• [SET TASK]:
Pull out every line of the listing below where "лекарственных" appears.

Stored records

= = = = =

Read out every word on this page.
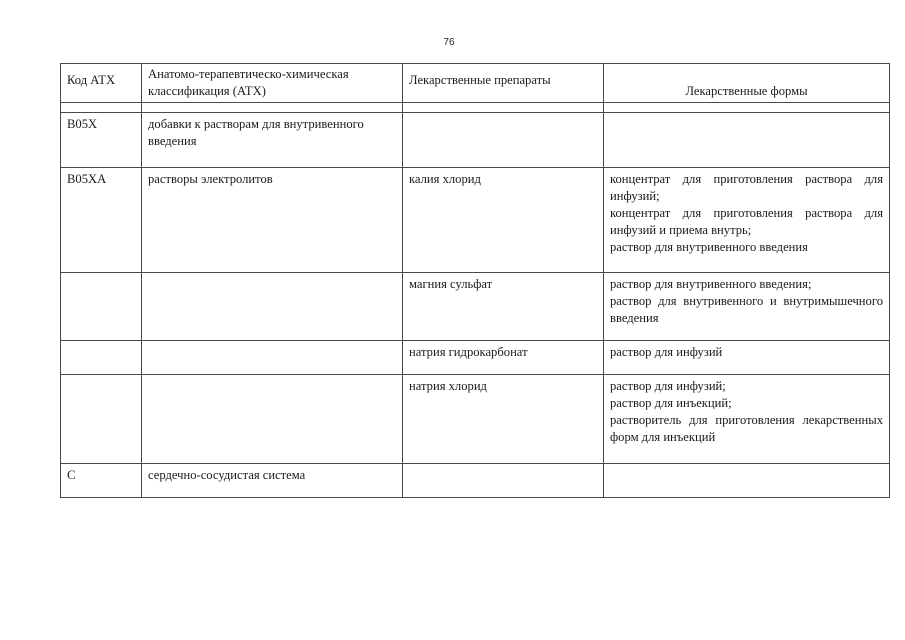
76
Код АТХ	Анатомо-терапевтическо-химическая классификация (АТХ)	Лекарственные препараты	Лекарственные формы

B05X	добавки к растворам для внутривенного введения		
B05XA	растворы электролитов	калия хлорид	концентрат для приготовления раствора для инфузий;
концентрат для приготовления раствора для инфузий и приема внутрь;
раствор для внутривенного введения

		магния сульфат	раствор для внутривенного введения;
раствор для внутривенного и внутримышечного введения

		натрия гидрокарбонат	раствор для инфузий

		натрия хлорид	раствор для инфузий;
раствор для инъекций;
растворитель для приготовления лекарственных форм для инъекций

C	сердечно-сосудистая система		
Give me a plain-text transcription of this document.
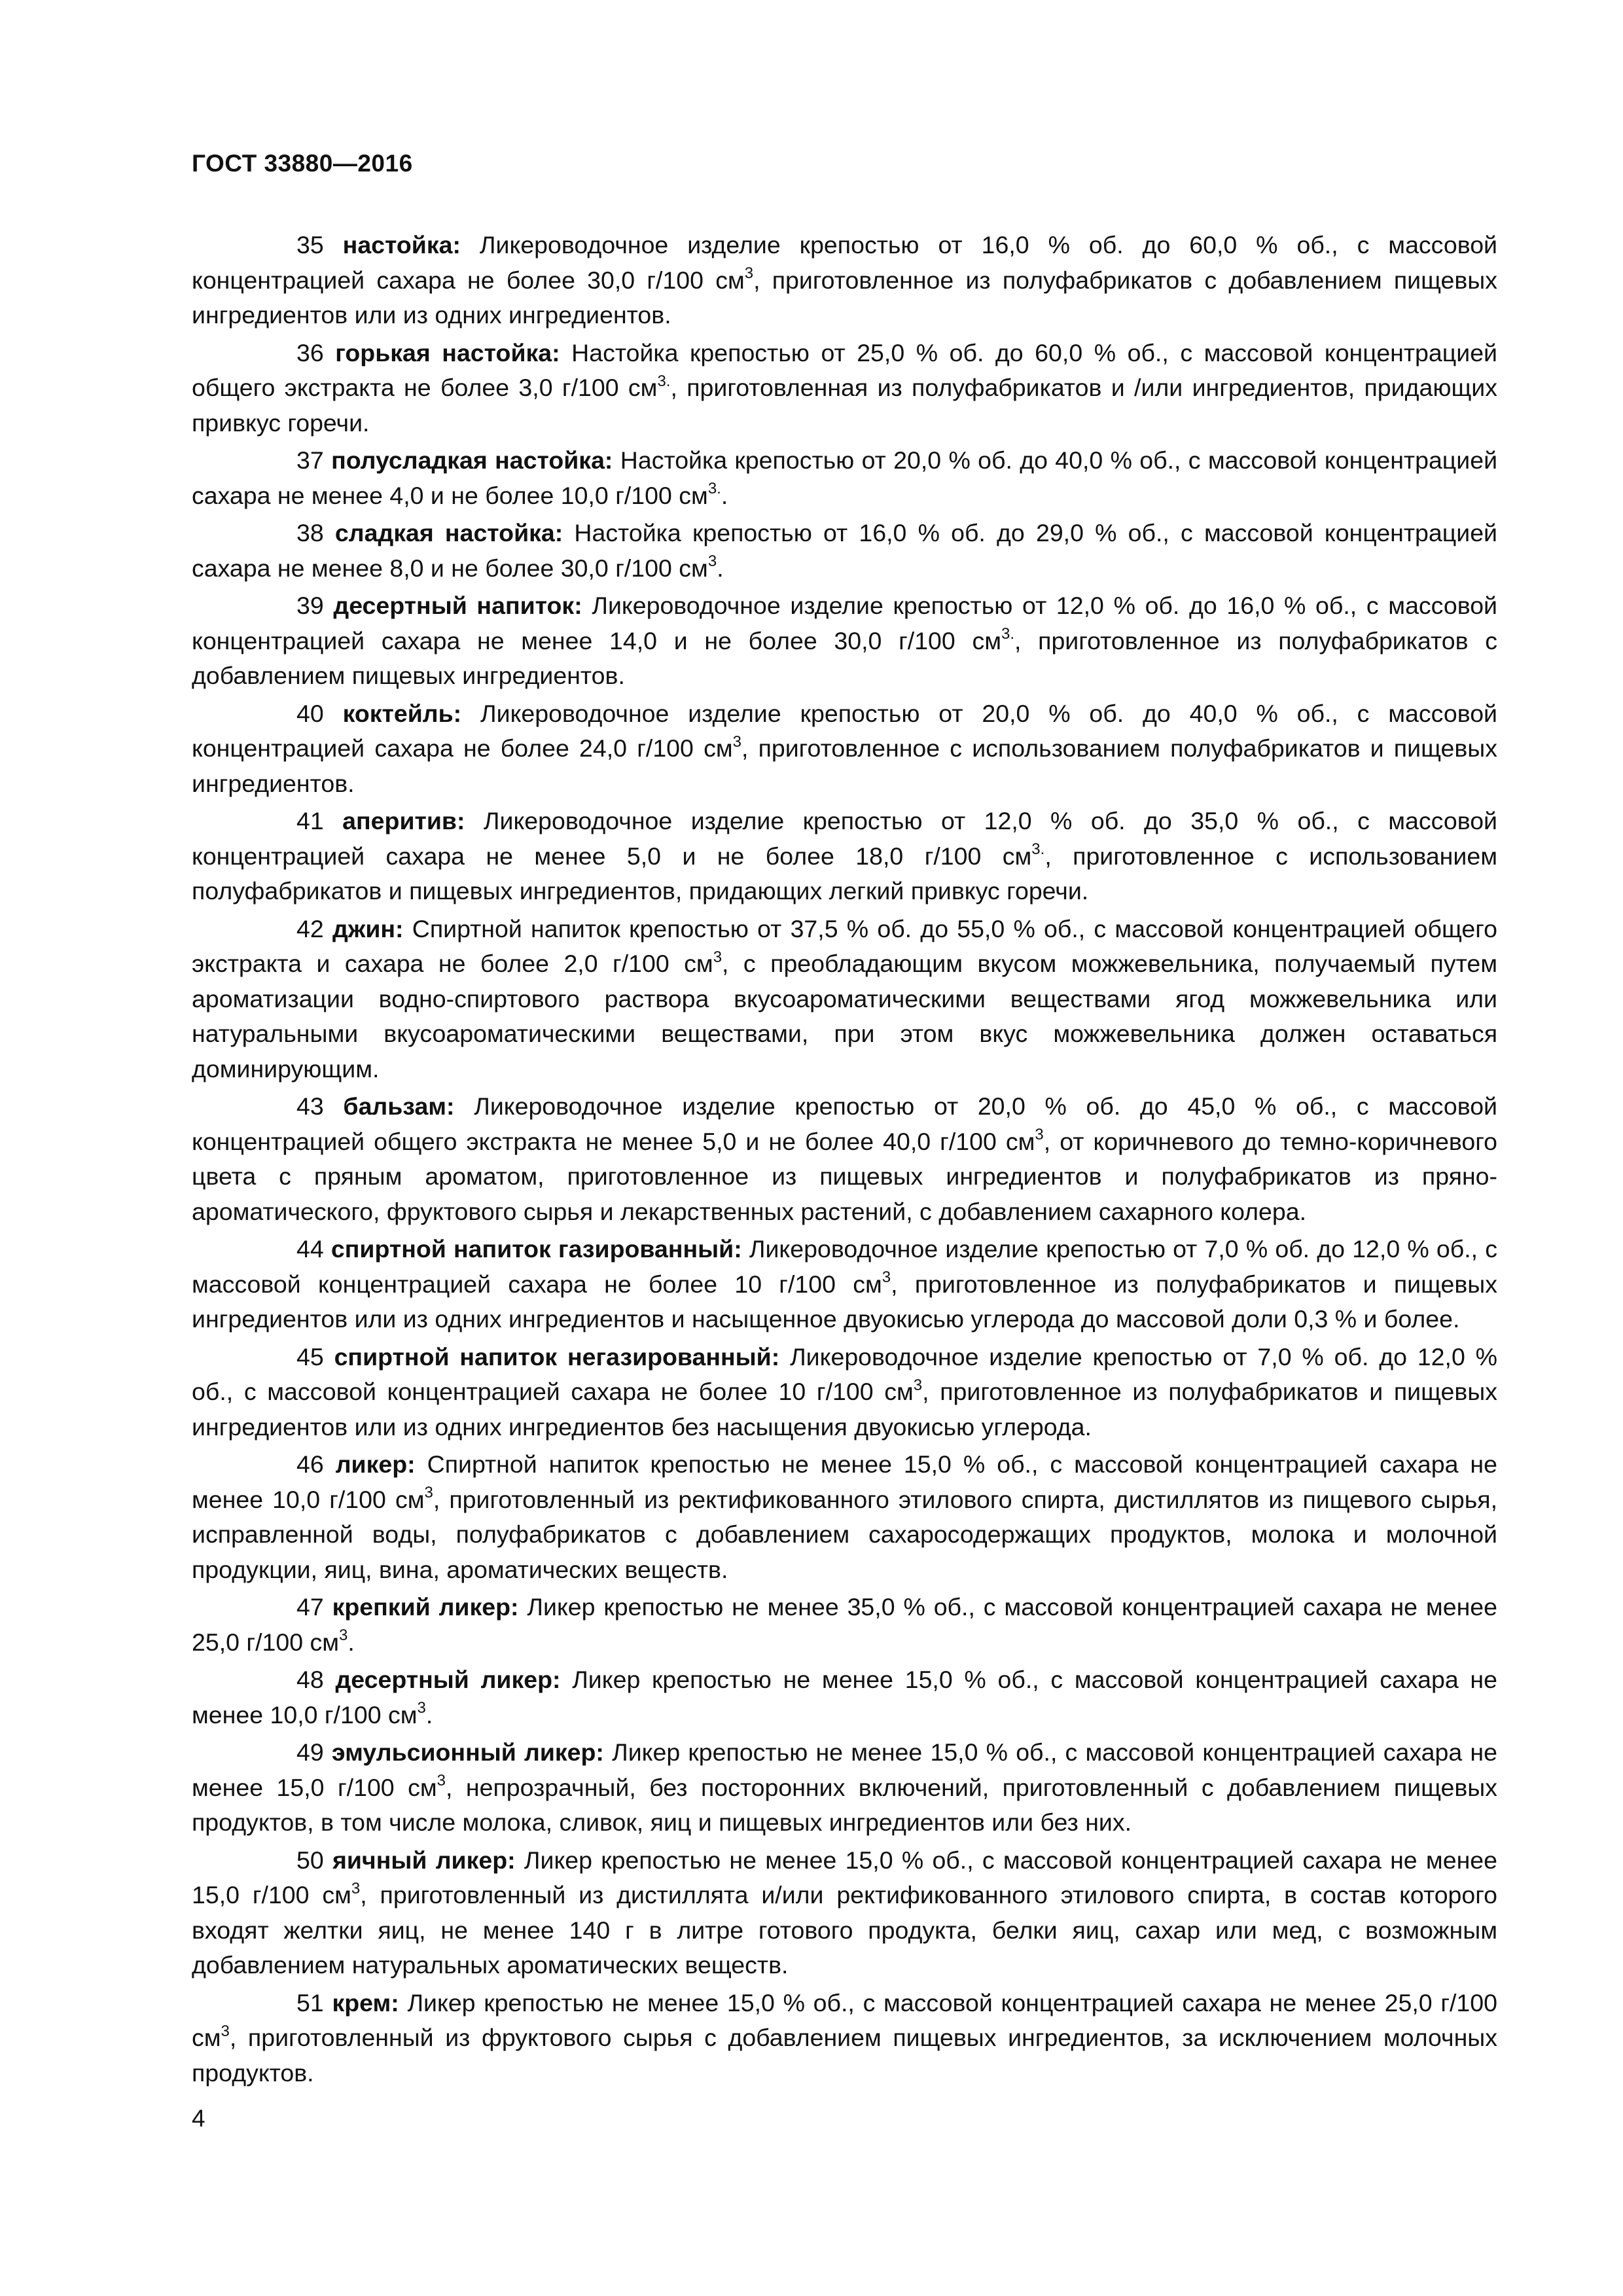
ГОСТ 33880—2016

35 настойка: Ликероводочное изделие крепостью от 16,0 % об. до 60,0 % об., с массовой концентрацией сахара не более 30,0 г/100 $см^3$, приготовленное из полуфабрикатов с добавлением пищевых ингредиентов или из одних ингредиентов.

36 горькая настойка: Настойка крепостью от 25,0 % об. до 60,0 % об., с массовой концентрацией общего экстракта не более 3,0 г/100 $см^{3.}$, приготовленная из полуфабрикатов и /или ингредиентов, придающих привкус горечи.

37 полусладкая настойка: Настойка крепостью от 20,0 % об. до 40,0 % об., с массовой концентрацией сахара не менее 4,0 и не более 10,0 г/100 $см^{3.}$.

38 сладкая настойка: Настойка крепостью от 16,0 % об. до 29,0 % об., с массовой концентрацией сахара не менее 8,0 и не более 30,0 г/100 $см^3$.

39 десертный напиток: Ликероводочное изделие крепостью от 12,0 % об. до 16,0 % об., с массовой концентрацией сахара не менее 14,0 и не более 30,0 г/100 $см^{3.}$, приготовленное из полуфабрикатов с добавлением пищевых ингредиентов.

40 коктейль: Ликероводочное изделие крепостью от 20,0 % об. до 40,0 % об., с массовой концентрацией сахара не более 24,0 г/100 $см^3$, приготовленное с использованием полуфабрикатов и пищевых ингредиентов.

41 аперитив: Ликероводочное изделие крепостью от 12,0 % об. до 35,0 % об., с массовой концентрацией сахара не менее 5,0 и не более 18,0 г/100 $см^{3.}$, приготовленное с использованием полуфабрикатов и пищевых ингредиентов, придающих легкий привкус горечи.

42 джин: Спиртной напиток крепостью от 37,5 % об. до 55,0 % об., с массовой концентрацией общего экстракта и сахара не более 2,0 г/100 $см^3$, с преобладающим вкусом можжевельника, получаемый путем ароматизации водно-спиртового раствора вкусоароматическими веществами ягод можжевельника или натуральными вкусоароматическими веществами, при этом вкус можжевельника должен оставаться доминирующим.

43 бальзам: Ликероводочное изделие крепостью от 20,0 % об. до 45,0 % об., с массовой концентрацией общего экстракта не менее 5,0 и не более 40,0 г/100 $см^3$, от коричневого до темно-коричневого цвета с пряным ароматом, приготовленное из пищевых ингредиентов и полуфабрикатов из пряно-ароматического, фруктового сырья и лекарственных растений, с добавлением сахарного колера.

44 спиртной напиток газированный: Ликероводочное изделие крепостью от 7,0 % об. до 12,0 % об., с массовой концентрацией сахара не более 10 г/100 $см^3$, приготовленное из полуфабрикатов и пищевых ингредиентов или из одних ингредиентов и насыщенное двуокисью углерода до массовой доли 0,3 % и более.

45 спиртной напиток негазированный: Ликероводочное изделие крепостью от 7,0 % об. до 12,0 % об., с массовой концентрацией сахара не более 10 г/100 $см^3$, приготовленное из полуфабрикатов и пищевых ингредиентов или из одних ингредиентов без насыщения двуокисью углерода.

46 ликер: Спиртной напиток крепостью не менее 15,0 % об., с массовой концентрацией сахара не менее 10,0 г/100 $см^3$, приготовленный из ректификованного этилового спирта, дистиллятов из пищевого сырья, исправленной воды, полуфабрикатов с добавлением сахаросодержащих продуктов, молока и молочной продукции, яиц, вина, ароматических веществ.

47 крепкий ликер: Ликер крепостью не менее 35,0 % об., с массовой концентрацией сахара не менее 25,0 г/100 $см^3$.

48 десертный ликер: Ликер крепостью не менее 15,0 % об., с массовой концентрацией сахара не менее 10,0 г/100 $см^3$.

49 эмульсионный ликер: Ликер крепостью не менее 15,0 % об., с массовой концентрацией сахара не менее 15,0 г/100 $см^3$, непрозрачный, без посторонних включений, приготовленный с добавлением пищевых продуктов, в том числе молока, сливок, яиц и пищевых ингредиентов или без них.

50 яичный ликер: Ликер крепостью не менее 15,0 % об., с массовой концентрацией сахара не менее 15,0 г/100 $см^3$, приготовленный из дистиллята и/или ректификованного этилового спирта, в состав которого входят желтки яиц, не менее 140 г в литре готового продукта, белки яиц, сахар или мед, с возможным добавлением натуральных ароматических веществ.

51 крем: Ликер крепостью не менее 15,0 % об., с массовой концентрацией сахара не менее 25,0 г/100 $см^3$, приготовленный из фруктового сырья с добавлением пищевых ингредиентов, за исключением молочных продуктов.

4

= = = = =

• [TASK OUTPUT]:
растворитель для приготовления лекарственных форм для инъекций
43 бальзам: Ликероводочное изделие крепостью от 20,0 % об. до 45,0 % об., с массовой концентрацией общего экстракта не менее 5,0 и не более 40,0 г/100 $см^3$, от коричневого до темно-коричневого цвета с пряным ароматом, приготовленное из пищевых ингредиентов и полуфабрикатов из пряно-ароматического, фруктового сырья и лекарственных растений, с добавлением сахарного колера.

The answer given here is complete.